• GIVEN REQUEST: Condense the paragraph beginning "In Alberta earlier this year" from the passage on the Canadian federal election into a short bulleted list that keeps its main facts.

• SOURCE EXCERPT:
◆ ◆ ◆ ◆
First, history matters. Amongst those who desired a Conservative victory, there has been much talk about how Andrew Scheer and his team frittered away a “winnable” election. If only the Conservatives had chosen back in 2017 someone else – Rona Ambrose, Jason Kenney, Peter MacKay, John Baird – then the Conservatives would have steamrollered over Justin Trudeau. Well, none of them ran, and they did not run precisely because they did not fancy six years on the opposition benches before a chance for victory came. Why? Because as everyone knows, first-term governments in Canada are never defeated. Ever. Just doesn’t happen.

Okay, okay – there was one time 84 years ago, back in 1935, when the country was only 68 years old. R. B. Bennett was defeated in the midst of the Great Depression. And he was defeated by a former prime minister, Mackenzie King. So, the one time Canadians defeated a first-term government, it was to go back to the immediate past prime minister. We like stability.

The election was only winnable for the Conservatives in the sense that occasionally something that never happens does happen for the first time. By definition that is rare. It did happen this year that for the first time the party that won the most votes did not win the most seats, so make of that what you will. 

I think it means the Conservatives did better than any opposition party facing a first-term government has ever done, but we can argue about that. What is not debatable is that the Conservatives confounded expectations by not winning. No one ever has, so it should not have been expected.

Second, we are told that campaigns matter, often by people – pollsters, campaign managers, political commentators, journalists – who have a clear interest in people believing that campaigns matter. But do they? 

In Alberta earlier this year, the final vote count was almost exactly what polls had been showing as far back as November 2017, when Jason Kenney won the leadership of the newly unified conservative parties in Alberta. Between then and the election, the governing New Democrats entirely changed their climate policies, and spent 18 months decrying Kenney as the second coming – but much, much worse this time! – of Genghis Khan. None of it, despite fevered analysis of this or that surge, apparently made any difference. 

It is not the case that campaigns have no effect, but the latest federal campaign appears to have come in exactly where things have been for more than six months, with the Liberals and Conservatives very close in the 33 per cent to 34 per cent range of the popular vote. The late surge by the NDP and the Greens was less than advertised. Perhaps only the Bloc can be said to have changed its circumstances during the campaign itself.

Finally, religion took a beating in this campaign. In his post-mortem, my National Post colleague, Matt Gurney, wrote lines that he himself found distressing:

But the biggest mark against Scheer as a leader is probably his religious beliefs. I feel dirty even writing that, because I respect the right of every Canadian to hold their own views on spiritual matters. But I’m also a pragmatist. The Liberals, whenever facing any headwinds, will always, always play the so-con hidden agenda card. It’s low, and often pathetic, but it works, and they aren’t going to stop. And it works best of all when the leader is indeed in fact a social conservative, and one who seemed weirdly unable or unwilling to answer simple questions about how his faith intersects with his professionalism. These were questions the leader and party must have known were coming. They had nothing to say.
◆ ◆ ◆ ◆
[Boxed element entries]

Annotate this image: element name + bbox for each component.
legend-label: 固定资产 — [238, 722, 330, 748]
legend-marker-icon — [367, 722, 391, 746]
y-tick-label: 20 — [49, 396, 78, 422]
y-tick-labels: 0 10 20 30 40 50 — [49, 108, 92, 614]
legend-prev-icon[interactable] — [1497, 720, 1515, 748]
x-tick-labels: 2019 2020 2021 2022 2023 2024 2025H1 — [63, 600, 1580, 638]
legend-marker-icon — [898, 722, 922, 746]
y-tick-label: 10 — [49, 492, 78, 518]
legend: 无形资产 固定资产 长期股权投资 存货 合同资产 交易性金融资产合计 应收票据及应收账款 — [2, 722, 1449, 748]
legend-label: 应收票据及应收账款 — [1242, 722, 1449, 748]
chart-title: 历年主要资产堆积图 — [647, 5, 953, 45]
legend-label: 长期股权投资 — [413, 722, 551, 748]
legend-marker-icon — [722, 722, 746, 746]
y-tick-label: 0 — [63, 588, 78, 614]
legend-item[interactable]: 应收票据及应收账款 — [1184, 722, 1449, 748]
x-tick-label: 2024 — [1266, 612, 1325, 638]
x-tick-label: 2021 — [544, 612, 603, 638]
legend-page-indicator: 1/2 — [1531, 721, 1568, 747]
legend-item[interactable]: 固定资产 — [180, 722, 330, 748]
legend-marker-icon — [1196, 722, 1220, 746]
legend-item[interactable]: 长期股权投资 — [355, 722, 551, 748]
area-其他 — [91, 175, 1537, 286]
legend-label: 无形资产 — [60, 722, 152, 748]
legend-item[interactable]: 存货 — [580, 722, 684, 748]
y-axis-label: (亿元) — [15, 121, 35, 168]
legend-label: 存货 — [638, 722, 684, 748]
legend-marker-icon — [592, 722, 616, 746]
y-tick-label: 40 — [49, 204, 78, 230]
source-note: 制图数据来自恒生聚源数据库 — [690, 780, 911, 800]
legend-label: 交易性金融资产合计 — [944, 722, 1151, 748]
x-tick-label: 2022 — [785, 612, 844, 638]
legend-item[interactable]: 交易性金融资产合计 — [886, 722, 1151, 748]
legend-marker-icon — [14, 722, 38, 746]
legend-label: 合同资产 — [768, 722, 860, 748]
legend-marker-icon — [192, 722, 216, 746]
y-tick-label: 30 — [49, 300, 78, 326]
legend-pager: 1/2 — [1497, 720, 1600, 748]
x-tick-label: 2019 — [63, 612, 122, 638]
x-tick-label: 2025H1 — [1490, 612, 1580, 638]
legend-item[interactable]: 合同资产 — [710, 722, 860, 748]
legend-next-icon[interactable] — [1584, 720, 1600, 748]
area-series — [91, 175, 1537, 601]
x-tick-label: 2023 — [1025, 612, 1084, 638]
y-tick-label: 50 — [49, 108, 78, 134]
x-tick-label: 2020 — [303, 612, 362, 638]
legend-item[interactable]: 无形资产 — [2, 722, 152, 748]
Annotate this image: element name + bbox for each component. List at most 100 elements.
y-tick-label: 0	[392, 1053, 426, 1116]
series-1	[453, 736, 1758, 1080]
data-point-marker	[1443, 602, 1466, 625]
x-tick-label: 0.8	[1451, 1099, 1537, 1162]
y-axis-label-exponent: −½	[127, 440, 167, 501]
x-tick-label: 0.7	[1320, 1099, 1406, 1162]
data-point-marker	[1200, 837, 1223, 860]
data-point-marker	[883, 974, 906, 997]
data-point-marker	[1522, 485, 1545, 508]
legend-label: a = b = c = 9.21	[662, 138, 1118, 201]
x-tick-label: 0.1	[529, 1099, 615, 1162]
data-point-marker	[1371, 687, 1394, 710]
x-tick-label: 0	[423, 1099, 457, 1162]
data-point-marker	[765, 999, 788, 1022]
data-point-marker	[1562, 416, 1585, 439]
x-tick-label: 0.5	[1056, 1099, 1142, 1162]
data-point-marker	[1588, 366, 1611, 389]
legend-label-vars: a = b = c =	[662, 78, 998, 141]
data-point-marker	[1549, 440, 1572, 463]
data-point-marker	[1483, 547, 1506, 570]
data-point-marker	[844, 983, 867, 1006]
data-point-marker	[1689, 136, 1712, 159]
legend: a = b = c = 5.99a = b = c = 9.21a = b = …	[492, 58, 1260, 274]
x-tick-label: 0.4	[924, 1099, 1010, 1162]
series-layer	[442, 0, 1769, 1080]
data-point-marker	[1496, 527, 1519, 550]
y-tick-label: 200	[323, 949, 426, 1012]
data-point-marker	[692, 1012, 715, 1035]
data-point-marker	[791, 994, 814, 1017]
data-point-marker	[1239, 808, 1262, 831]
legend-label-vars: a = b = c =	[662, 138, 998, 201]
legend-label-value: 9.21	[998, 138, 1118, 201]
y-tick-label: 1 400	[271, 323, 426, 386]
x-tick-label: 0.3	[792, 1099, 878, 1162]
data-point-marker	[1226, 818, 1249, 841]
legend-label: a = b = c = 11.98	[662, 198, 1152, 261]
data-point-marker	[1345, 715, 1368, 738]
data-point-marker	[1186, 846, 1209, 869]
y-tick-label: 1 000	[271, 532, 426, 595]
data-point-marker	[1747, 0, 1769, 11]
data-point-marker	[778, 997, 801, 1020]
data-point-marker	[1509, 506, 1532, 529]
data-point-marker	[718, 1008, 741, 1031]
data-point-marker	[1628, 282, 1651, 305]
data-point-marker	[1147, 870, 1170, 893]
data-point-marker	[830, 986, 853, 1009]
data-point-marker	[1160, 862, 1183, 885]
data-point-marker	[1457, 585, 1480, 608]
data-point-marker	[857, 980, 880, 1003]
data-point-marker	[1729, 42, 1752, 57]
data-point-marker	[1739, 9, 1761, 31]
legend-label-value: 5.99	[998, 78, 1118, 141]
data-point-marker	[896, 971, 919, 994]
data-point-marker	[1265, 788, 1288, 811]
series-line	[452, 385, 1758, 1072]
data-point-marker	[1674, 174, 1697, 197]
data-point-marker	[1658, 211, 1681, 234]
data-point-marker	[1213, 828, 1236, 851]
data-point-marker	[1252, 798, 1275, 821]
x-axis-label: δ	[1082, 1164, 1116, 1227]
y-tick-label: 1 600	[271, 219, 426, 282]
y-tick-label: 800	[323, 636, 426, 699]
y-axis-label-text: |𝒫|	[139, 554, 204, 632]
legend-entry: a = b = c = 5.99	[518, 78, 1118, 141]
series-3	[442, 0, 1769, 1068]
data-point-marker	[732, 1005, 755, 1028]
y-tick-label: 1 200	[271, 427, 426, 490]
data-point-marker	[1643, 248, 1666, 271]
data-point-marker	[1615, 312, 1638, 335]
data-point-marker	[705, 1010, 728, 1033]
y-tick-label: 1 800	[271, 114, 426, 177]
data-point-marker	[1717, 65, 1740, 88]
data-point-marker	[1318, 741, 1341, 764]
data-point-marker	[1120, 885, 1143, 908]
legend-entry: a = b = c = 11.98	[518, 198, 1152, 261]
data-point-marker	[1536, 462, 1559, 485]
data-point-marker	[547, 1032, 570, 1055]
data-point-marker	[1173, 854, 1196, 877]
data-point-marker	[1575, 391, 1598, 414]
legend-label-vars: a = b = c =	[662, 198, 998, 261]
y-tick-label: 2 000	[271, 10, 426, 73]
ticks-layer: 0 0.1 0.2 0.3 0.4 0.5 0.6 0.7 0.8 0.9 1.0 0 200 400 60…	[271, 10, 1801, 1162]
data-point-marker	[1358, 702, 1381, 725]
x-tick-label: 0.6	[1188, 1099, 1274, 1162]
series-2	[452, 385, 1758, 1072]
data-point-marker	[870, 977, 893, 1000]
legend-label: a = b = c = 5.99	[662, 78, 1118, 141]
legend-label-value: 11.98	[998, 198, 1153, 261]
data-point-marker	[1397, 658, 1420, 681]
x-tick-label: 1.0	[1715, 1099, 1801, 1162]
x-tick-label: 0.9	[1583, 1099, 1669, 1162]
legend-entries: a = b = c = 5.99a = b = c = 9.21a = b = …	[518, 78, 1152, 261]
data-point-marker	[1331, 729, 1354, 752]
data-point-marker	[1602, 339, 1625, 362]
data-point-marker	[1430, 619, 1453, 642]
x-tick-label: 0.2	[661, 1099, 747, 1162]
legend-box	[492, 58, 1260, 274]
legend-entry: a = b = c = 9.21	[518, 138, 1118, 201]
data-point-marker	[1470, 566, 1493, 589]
◆ ◆ ◆ ◆
• THE RESULT:
- Alberta's final vote count this year almost exactly matched polling going back to November 2017.
- That was when Jason Kenney won the leadership of Alberta's newly unified conservative parties.
- Before the election, the governing New Democrats entirely changed their climate policies.
- They also spent 18 months portraying Kenney as a far worse version of Genghis Khan.
- Despite intense analysis of supposed surges, none of this apparently made any difference.